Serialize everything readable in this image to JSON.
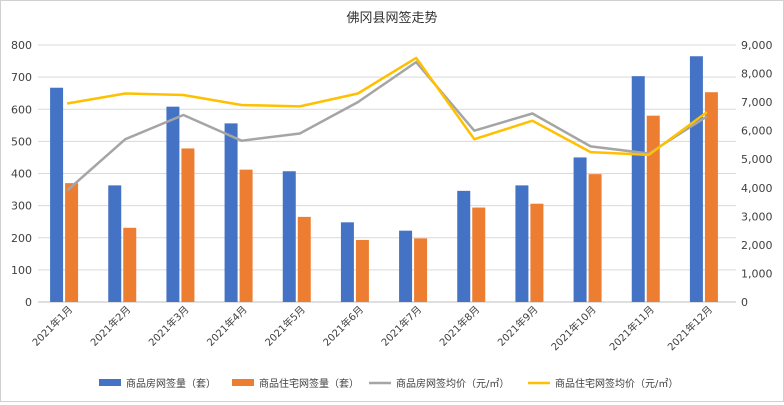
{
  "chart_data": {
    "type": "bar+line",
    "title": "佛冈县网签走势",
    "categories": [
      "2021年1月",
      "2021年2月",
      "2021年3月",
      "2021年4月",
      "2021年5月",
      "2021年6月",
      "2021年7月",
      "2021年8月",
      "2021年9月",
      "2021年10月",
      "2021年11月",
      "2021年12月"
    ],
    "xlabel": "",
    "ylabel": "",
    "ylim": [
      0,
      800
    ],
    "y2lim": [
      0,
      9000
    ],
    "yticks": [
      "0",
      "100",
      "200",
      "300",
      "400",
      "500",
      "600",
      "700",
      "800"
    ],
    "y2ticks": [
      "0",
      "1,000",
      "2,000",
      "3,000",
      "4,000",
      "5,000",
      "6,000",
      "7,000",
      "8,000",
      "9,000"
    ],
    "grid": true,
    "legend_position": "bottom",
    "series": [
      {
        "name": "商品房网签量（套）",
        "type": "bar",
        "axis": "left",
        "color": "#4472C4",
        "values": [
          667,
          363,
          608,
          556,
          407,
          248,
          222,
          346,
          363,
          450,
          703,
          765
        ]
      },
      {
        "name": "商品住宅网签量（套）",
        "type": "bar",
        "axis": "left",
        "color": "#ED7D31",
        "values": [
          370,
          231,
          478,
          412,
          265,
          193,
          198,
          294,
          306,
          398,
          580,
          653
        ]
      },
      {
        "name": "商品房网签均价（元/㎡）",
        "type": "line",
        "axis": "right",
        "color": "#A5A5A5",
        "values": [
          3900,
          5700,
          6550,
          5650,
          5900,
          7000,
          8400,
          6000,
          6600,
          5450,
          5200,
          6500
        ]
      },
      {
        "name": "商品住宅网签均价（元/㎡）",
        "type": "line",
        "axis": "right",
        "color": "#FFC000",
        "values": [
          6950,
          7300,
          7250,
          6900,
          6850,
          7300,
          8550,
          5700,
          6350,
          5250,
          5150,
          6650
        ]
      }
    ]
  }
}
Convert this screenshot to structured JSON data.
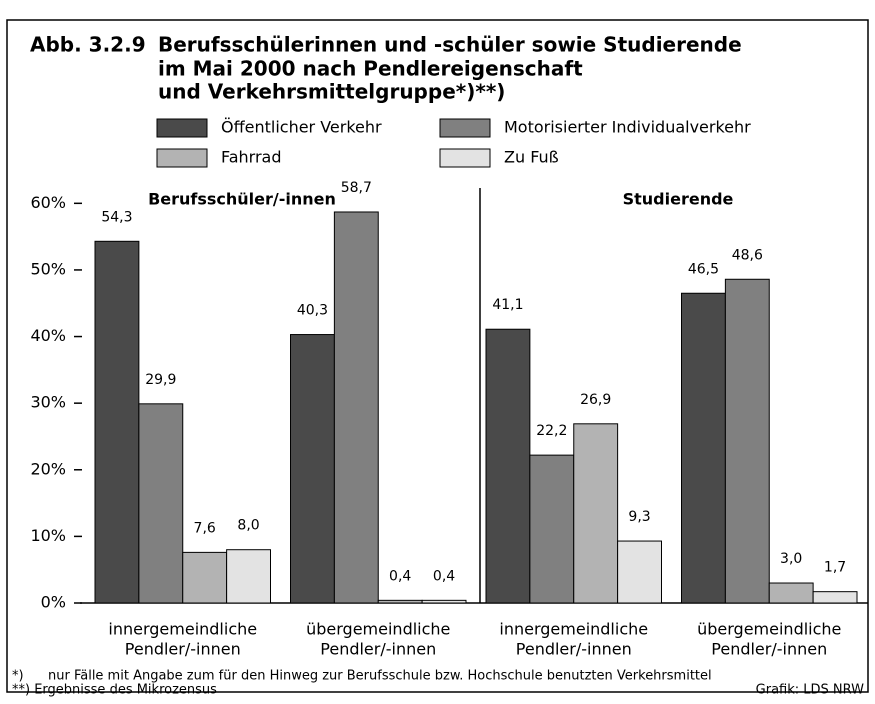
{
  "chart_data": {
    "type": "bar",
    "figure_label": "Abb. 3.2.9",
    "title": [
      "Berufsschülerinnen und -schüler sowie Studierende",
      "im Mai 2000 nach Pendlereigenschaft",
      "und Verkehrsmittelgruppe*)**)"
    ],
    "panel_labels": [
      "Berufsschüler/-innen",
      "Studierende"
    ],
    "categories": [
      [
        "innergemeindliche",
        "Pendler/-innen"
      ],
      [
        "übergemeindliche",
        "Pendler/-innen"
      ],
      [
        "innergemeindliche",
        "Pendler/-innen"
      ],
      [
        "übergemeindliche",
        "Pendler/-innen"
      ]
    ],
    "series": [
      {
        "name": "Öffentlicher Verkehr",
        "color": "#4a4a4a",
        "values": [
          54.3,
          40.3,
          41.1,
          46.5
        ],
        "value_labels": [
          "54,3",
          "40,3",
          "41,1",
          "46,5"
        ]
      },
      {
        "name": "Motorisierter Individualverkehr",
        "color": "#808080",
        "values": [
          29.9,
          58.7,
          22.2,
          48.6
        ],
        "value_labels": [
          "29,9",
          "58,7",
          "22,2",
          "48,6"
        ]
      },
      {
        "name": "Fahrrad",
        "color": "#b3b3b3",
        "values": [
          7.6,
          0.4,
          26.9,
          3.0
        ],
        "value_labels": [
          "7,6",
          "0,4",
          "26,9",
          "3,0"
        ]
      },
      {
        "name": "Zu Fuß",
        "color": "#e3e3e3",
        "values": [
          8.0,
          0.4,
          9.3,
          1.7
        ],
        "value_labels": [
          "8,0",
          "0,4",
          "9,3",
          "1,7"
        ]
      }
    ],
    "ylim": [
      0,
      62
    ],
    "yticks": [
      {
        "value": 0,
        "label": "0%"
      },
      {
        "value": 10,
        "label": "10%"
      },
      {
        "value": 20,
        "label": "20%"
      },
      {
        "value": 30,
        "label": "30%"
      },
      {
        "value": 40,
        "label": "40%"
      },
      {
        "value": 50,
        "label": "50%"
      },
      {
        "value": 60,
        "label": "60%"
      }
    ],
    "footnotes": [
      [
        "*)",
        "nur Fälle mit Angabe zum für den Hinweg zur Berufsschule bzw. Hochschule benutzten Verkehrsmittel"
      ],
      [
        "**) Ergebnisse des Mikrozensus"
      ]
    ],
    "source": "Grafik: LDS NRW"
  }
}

· · · ·

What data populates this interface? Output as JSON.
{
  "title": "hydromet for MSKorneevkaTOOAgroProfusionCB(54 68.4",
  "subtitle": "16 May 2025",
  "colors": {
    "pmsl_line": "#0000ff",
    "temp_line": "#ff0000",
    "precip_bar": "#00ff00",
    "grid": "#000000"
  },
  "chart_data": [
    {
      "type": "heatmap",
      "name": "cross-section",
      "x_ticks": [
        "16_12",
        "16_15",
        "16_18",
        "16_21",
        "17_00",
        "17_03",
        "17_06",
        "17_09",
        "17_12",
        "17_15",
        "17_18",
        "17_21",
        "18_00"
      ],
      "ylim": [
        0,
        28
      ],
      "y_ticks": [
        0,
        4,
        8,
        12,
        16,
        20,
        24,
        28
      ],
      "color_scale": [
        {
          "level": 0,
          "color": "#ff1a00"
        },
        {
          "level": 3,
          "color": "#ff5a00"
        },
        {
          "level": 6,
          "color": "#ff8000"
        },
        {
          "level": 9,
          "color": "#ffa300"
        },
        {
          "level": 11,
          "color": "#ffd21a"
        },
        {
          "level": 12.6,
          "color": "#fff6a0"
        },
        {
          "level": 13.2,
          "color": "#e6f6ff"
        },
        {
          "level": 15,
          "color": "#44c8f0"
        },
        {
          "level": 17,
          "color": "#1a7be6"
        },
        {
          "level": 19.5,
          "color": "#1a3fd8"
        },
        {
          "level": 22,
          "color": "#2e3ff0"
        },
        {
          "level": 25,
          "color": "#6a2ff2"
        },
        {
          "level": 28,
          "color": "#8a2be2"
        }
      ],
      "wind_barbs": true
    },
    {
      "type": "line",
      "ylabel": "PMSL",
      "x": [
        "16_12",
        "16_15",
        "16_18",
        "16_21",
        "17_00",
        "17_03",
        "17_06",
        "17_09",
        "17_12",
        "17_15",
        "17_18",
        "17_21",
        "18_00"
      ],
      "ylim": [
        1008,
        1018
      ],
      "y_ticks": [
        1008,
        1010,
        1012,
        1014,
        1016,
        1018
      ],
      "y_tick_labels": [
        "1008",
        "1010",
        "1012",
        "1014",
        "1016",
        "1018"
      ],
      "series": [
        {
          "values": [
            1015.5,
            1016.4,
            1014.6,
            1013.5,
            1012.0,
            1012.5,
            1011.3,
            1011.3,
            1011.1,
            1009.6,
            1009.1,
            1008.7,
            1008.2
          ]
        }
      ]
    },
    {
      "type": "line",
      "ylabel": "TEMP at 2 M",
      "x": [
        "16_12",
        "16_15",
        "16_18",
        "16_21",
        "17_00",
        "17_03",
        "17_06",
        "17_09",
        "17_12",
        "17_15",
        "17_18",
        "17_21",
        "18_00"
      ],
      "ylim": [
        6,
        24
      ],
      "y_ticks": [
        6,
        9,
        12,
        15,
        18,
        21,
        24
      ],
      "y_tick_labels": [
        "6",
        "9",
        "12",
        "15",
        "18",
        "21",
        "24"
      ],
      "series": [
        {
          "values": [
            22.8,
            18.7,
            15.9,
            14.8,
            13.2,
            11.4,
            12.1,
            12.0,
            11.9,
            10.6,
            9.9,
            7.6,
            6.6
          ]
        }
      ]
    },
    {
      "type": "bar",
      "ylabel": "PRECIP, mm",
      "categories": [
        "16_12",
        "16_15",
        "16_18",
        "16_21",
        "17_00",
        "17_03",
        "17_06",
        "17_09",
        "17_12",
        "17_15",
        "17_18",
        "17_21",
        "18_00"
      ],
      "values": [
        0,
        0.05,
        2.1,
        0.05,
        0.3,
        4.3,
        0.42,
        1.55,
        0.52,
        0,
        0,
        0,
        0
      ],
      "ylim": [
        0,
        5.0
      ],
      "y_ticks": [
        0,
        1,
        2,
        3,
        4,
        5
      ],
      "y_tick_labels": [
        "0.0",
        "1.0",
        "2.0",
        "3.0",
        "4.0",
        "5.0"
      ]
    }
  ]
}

· · · ·

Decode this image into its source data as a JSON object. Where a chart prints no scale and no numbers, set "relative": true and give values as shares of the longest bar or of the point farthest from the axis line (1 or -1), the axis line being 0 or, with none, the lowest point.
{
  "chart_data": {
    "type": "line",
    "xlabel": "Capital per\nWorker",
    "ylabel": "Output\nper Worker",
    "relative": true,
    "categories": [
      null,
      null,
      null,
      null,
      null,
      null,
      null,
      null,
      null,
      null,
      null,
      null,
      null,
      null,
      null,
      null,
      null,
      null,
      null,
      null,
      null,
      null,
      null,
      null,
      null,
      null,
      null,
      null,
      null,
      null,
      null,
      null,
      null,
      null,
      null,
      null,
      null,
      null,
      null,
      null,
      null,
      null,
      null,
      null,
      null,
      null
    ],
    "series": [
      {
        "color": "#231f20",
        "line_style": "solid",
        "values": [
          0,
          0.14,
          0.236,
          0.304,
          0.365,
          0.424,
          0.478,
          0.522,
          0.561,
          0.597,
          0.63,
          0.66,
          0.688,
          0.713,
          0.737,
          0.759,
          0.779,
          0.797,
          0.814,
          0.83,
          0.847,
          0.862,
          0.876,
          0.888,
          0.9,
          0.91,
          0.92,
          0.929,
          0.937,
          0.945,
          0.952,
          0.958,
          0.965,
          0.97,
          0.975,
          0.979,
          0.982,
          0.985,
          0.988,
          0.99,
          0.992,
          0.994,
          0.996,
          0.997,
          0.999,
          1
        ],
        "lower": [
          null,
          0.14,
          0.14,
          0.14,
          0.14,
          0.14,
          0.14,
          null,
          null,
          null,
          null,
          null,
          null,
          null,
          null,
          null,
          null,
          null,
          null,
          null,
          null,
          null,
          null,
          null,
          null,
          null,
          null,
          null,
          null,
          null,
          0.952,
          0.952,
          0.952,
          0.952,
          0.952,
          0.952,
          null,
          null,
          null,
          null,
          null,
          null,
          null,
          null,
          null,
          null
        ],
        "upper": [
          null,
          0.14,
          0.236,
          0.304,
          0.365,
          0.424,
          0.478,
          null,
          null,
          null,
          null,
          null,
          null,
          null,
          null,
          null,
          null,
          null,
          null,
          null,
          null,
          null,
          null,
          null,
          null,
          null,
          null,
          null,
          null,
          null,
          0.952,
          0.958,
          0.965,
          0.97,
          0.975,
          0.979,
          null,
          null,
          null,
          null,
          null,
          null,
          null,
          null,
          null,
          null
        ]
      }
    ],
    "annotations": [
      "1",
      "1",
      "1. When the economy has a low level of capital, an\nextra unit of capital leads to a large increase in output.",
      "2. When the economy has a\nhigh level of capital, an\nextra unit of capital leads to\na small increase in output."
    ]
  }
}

· · · ·

- **STATED TASK**
Check each line of the records for the word "source" and extract those that contain it.

- **WRITTEN SOLUTION**
    "source": "Grafik: LDS NRW"
Decode this image into its source data as a JSON object. Where a chart prints no scale and no numbers, set "relative": true and give values as shares of the longest bar or of the point farthest from the axis line (1 or -1), the axis line being 0 or, with none, the lowest point.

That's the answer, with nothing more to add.